* [PROBLEM TO WORK ON]
Return the records that follow unaltered. Omit every picture.

#####

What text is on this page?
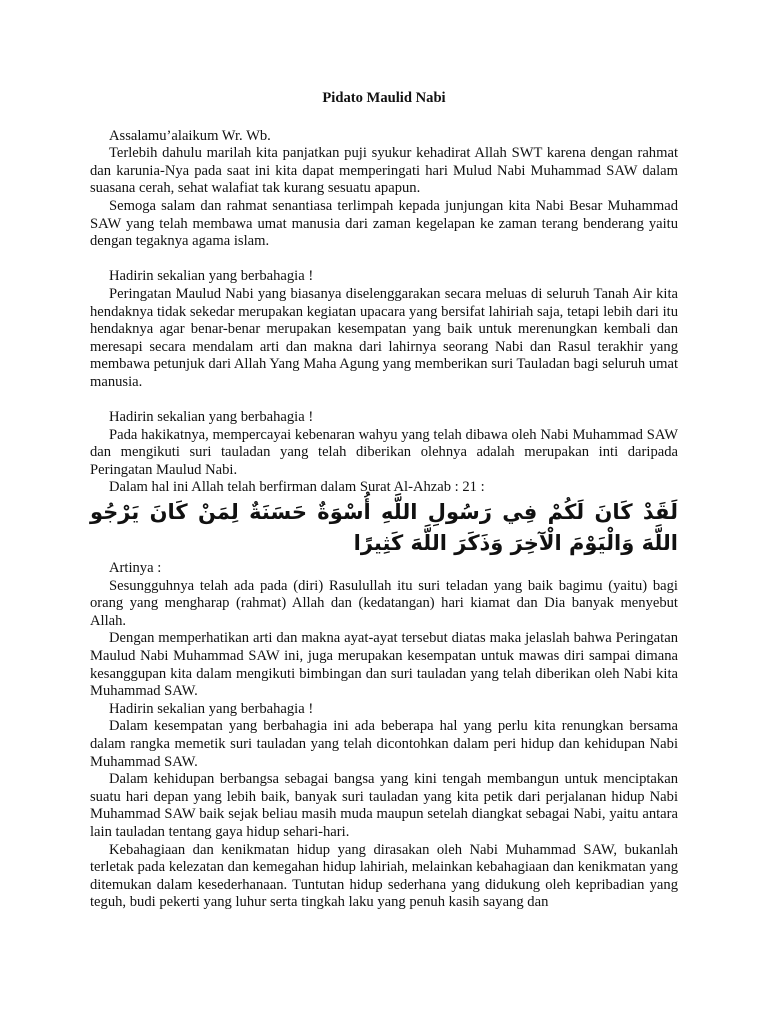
Pidato Maulid Nabi

Assalamu’alaikum Wr. Wb.

Terlebih dahulu marilah kita panjatkan puji syukur kehadirat Allah SWT karena dengan rahmat dan karunia-Nya pada saat ini kita dapat memperingati hari Mulud Nabi Muhammad SAW dalam suasana cerah, sehat walafiat tak kurang sesuatu apapun.

Semoga salam dan rahmat senantiasa terlimpah kepada junjungan kita Nabi Besar Muhammad SAW yang telah membawa umat manusia dari zaman kegelapan ke zaman terang benderang yaitu dengan tegaknya agama islam.

Hadirin sekalian yang berbahagia !

Peringatan Maulud Nabi yang biasanya diselenggarakan secara meluas di seluruh Tanah Air kita hendaknya tidak sekedar merupakan kegiatan upacara yang bersifat lahiriah saja, tetapi lebih dari itu hendaknya agar benar-benar merupakan kesempatan yang baik untuk merenungkan kembali dan meresapi secara mendalam arti dan makna dari lahirnya seorang Nabi dan Rasul terakhir yang membawa petunjuk dari Allah Yang Maha Agung yang memberikan suri Tauladan bagi seluruh umat manusia.

Hadirin sekalian yang berbahagia !

Pada hakikatnya, mempercayai kebenaran wahyu yang telah dibawa oleh Nabi Muhammad SAW dan mengikuti suri tauladan yang telah diberikan olehnya adalah merupakan inti daripada Peringatan Maulud Nabi.

Dalam hal ini Allah telah berfirman dalam Surat Al-Ahzab : 21 :

لَقَدْ كَانَ لَكُمْ فِي رَسُولِ اللَّهِ أُسْوَةٌ حَسَنَةٌ لِمَنْ كَانَ يَرْجُو اللَّهَ وَالْيَوْمَ الْآخِرَ وَذَكَرَ اللَّهَ كَثِيرًا

Artinya :

Sesungguhnya telah ada pada (diri) Rasulullah itu suri teladan yang baik bagimu (yaitu) bagi orang yang mengharap (rahmat) Allah dan (kedatangan) hari kiamat dan Dia banyak menyebut Allah.

Dengan memperhatikan arti dan makna ayat-ayat tersebut diatas maka jelaslah bahwa Peringatan Maulud Nabi Muhammad SAW ini, juga merupakan kesempatan untuk mawas diri sampai dimana kesanggupan kita dalam mengikuti bimbingan dan suri tauladan yang telah diberikan oleh Nabi kita Muhammad SAW.

Hadirin sekalian yang berbahagia !

Dalam kesempatan yang berbahagia ini ada beberapa hal yang perlu kita renungkan bersama dalam rangka memetik suri tauladan yang telah dicontohkan dalam peri hidup dan kehidupan Nabi Muhammad SAW.

Dalam kehidupan berbangsa sebagai bangsa yang kini tengah membangun untuk menciptakan suatu hari depan yang lebih baik, banyak suri tauladan yang kita petik dari perjalanan hidup Nabi Muhammad SAW baik sejak beliau masih muda maupun setelah diangkat sebagai Nabi, yaitu antara lain tauladan tentang gaya hidup sehari-hari.

Kebahagiaan dan kenikmatan hidup yang dirasakan oleh Nabi Muhammad SAW, bukanlah terletak pada kelezatan dan kemegahan hidup lahiriah, melainkan kebahagiaan dan kenikmatan yang ditemukan dalam kesederhanaan. Tuntutan hidup sederhana yang didukung oleh kepribadian yang teguh, budi pekerti yang luhur serta tingkah laku yang penuh kasih sayang dan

#####

* [ANSWER TO THIS PROBLEM]
What text is on this page?
Pidato Maulid Nabi

Assalamu’alaikum Wr. Wb.

Terlebih dahulu marilah kita panjatkan puji syukur kehadirat Allah SWT karena dengan rahmat dan karunia-Nya pada saat ini kita dapat memperingati hari Mulud Nabi Muhammad SAW dalam suasana cerah, sehat walafiat tak kurang sesuatu apapun.

Semoga salam dan rahmat senantiasa terlimpah kepada junjungan kita Nabi Besar Muhammad SAW yang telah membawa umat manusia dari zaman kegelapan ke zaman terang benderang yaitu dengan tegaknya agama islam.

Hadirin sekalian yang berbahagia !

Peringatan Maulud Nabi yang biasanya diselenggarakan secara meluas di seluruh Tanah Air kita hendaknya tidak sekedar merupakan kegiatan upacara yang bersifat lahiriah saja, tetapi lebih dari itu hendaknya agar benar-benar merupakan kesempatan yang baik untuk merenungkan kembali dan meresapi secara mendalam arti dan makna dari lahirnya seorang Nabi dan Rasul terakhir yang membawa petunjuk dari Allah Yang Maha Agung yang memberikan suri Tauladan bagi seluruh umat manusia.

Hadirin sekalian yang berbahagia !

Pada hakikatnya, mempercayai kebenaran wahyu yang telah dibawa oleh Nabi Muhammad SAW dan mengikuti suri tauladan yang telah diberikan olehnya adalah merupakan inti daripada Peringatan Maulud Nabi.

Dalam hal ini Allah telah berfirman dalam Surat Al-Ahzab : 21 :

لَقَدْ كَانَ لَكُمْ فِي رَسُولِ اللَّهِ أُسْوَةٌ حَسَنَةٌ لِمَنْ كَانَ يَرْجُو اللَّهَ وَالْيَوْمَ الْآخِرَ وَذَكَرَ اللَّهَ كَثِيرًا

Artinya :

Sesungguhnya telah ada pada (diri) Rasulullah itu suri teladan yang baik bagimu (yaitu) bagi orang yang mengharap (rahmat) Allah dan (kedatangan) hari kiamat dan Dia banyak menyebut Allah.

Dengan memperhatikan arti dan makna ayat-ayat tersebut diatas maka jelaslah bahwa Peringatan Maulud Nabi Muhammad SAW ini, juga merupakan kesempatan untuk mawas diri sampai dimana kesanggupan kita dalam mengikuti bimbingan dan suri tauladan yang telah diberikan oleh Nabi kita Muhammad SAW.

Hadirin sekalian yang berbahagia !

Dalam kesempatan yang berbahagia ini ada beberapa hal yang perlu kita renungkan bersama dalam rangka memetik suri tauladan yang telah dicontohkan dalam peri hidup dan kehidupan Nabi Muhammad SAW.

Dalam kehidupan berbangsa sebagai bangsa yang kini tengah membangun untuk menciptakan suatu hari depan yang lebih baik, banyak suri tauladan yang kita petik dari perjalanan hidup Nabi Muhammad SAW baik sejak beliau masih muda maupun setelah diangkat sebagai Nabi, yaitu antara lain tauladan tentang gaya hidup sehari-hari.

Kebahagiaan dan kenikmatan hidup yang dirasakan oleh Nabi Muhammad SAW, bukanlah terletak pada kelezatan dan kemegahan hidup lahiriah, melainkan kebahagiaan dan kenikmatan yang ditemukan dalam kesederhanaan. Tuntutan hidup sederhana yang didukung oleh kepribadian yang teguh, budi pekerti yang luhur serta tingkah laku yang penuh kasih sayang dan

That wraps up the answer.